_Dataset rows_:
================================
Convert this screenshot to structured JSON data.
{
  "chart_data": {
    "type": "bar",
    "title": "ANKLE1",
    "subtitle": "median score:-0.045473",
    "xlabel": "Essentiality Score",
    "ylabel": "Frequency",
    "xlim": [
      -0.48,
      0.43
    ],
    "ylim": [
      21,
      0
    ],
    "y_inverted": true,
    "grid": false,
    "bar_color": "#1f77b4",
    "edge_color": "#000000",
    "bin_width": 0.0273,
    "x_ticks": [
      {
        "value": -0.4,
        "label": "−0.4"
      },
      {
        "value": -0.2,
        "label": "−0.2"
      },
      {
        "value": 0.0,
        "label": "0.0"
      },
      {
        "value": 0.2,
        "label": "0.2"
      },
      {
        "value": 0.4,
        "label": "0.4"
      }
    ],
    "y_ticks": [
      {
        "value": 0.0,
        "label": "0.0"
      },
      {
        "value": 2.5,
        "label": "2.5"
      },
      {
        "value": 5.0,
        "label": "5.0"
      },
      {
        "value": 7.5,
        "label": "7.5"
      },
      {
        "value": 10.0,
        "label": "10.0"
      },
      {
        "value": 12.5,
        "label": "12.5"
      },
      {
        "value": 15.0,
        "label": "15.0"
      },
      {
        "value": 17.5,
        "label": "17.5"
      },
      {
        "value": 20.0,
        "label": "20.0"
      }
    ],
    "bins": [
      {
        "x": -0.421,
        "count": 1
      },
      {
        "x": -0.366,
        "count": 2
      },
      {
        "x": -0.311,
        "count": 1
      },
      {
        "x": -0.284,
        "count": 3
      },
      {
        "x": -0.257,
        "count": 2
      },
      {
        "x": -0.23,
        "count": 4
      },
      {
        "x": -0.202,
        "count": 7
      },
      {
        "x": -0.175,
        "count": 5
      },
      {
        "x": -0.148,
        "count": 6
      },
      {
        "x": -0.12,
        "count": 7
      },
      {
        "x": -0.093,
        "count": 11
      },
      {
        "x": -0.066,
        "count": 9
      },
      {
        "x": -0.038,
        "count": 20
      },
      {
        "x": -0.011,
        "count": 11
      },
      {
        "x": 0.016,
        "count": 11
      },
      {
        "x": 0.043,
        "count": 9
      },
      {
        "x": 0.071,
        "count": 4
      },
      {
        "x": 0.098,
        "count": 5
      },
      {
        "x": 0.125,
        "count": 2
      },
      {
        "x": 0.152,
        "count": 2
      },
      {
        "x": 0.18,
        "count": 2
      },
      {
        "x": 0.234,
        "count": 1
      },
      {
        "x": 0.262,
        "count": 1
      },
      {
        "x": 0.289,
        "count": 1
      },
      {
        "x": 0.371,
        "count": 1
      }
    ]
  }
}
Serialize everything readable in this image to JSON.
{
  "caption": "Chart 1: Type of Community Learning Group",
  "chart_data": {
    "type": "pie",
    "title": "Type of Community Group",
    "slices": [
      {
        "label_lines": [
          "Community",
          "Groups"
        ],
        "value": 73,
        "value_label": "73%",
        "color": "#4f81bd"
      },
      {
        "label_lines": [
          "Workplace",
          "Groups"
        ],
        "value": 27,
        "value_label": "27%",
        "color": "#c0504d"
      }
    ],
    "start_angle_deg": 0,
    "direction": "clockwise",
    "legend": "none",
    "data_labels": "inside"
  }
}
================================
_Given request_: Each line in the listing above that contains "Community" should be copied.

_Problem solution_:
  "caption": "Chart 1: Type of Community Learning Group",
    "title": "Type of Community Group",
          "Community",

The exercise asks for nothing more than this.